Objective a →
In the records, starting at the first line and ending at the line containing "player-value: toha (Alias) — [29, 1, 65, 8]", switch "series-orange-line" to "series-amber-line" and give those lines back with nothing else altered.

Given passage →
..........

The world is charged with the grandeur of God.
    It will flame out, like shining from shook foil;
    It gathers to a greatness, like the ooze of oil
Crushed. Why do men then now not reck his rod?
Generations have trod, have trod, have trod;
    And all is seared with trade; bleared, smeared with toil;
    And wears man's smudge and shares man's smell: the soil
Is bare now, nor can foot feel, being shod.

And for all this, nature is never spent;
    There lives the dearest freshness deep down things;
And though the last lights off the black West went
    Oh, morning, at the brown brink eastward, springs —
Because the Holy Ghost over the bent
    World broods with warm breast and with ah! bright wings.

                             Condensation
                                     Sin
                     The Meaning of Death
                                 Heaven…

     I presented the text as an abstract from the Bible, as a speech given by an apostle to observe how the pre-expectations of the reader shape his understanding of the text. The first two stanzas of the poem are presented in the form of either single or double lines. I interviewed with the subject after he read each part. After he read the first line “the world is charged with the grandeur of God”, he expected a prophet to take the stage in the next line because he associates the praises for God with the praises for Jesus Christ. However, his expectation let him down as the second line of the poem was still about the grandeur of God.  When he read the second line, “it will flame out, like shining from shook oil”, he couldn’t make sense out of it because clearly, an apostle must have been unaware of the practice of oozing oil. At this point, the subject said that the text drives him to uncertainty and disguise of truth.
     After completing the first stanza, the subject declared that he had totally understood the text; the main theme is the reproach of the situation of human condition. He said that this is a speech given by the apostle in order to convince people that Christianity is the only real religion and it is God’s demand to convert to it.

..........

Information supplied →
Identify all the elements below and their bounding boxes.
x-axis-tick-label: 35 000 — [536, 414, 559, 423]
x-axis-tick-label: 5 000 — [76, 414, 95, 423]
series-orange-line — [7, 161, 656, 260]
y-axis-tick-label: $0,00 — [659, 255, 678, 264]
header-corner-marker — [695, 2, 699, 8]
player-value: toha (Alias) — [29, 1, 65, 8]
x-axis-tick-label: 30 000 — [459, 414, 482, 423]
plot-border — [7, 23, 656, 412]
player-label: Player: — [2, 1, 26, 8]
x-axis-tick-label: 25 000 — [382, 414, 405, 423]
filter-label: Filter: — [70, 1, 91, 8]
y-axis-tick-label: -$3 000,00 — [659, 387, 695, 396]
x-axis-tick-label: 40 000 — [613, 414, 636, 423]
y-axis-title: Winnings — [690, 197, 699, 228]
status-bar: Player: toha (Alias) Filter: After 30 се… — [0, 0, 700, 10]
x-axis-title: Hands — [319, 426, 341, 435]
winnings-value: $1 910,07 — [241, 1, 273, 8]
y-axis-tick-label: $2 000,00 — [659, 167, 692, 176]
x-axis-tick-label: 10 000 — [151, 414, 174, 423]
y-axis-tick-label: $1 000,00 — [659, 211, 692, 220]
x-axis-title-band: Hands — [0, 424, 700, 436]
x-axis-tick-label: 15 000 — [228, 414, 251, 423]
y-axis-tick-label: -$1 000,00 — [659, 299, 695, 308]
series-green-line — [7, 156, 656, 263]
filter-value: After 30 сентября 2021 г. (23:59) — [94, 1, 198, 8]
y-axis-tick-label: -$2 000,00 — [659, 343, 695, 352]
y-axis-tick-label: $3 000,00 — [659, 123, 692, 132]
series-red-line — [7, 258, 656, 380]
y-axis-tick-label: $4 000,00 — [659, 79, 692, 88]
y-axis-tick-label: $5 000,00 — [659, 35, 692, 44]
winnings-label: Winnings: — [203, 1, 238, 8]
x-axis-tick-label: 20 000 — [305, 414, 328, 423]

..........

Objective b →
In the passage, list every word ending in "-eared" in the line that begins "And all is seared with trade".

Task answer a →
Identify all the elements below and their bounding boxes.
x-axis-tick-label: 35 000 — [536, 414, 559, 423]
x-axis-tick-label: 5 000 — [76, 414, 95, 423]
series-amber-line — [7, 161, 656, 260]
y-axis-tick-label: $0,00 — [659, 255, 678, 264]
header-corner-marker — [695, 2, 699, 8]
player-value: toha (Alias) — [29, 1, 65, 8]

Task answer b →
seared, bleared, smeared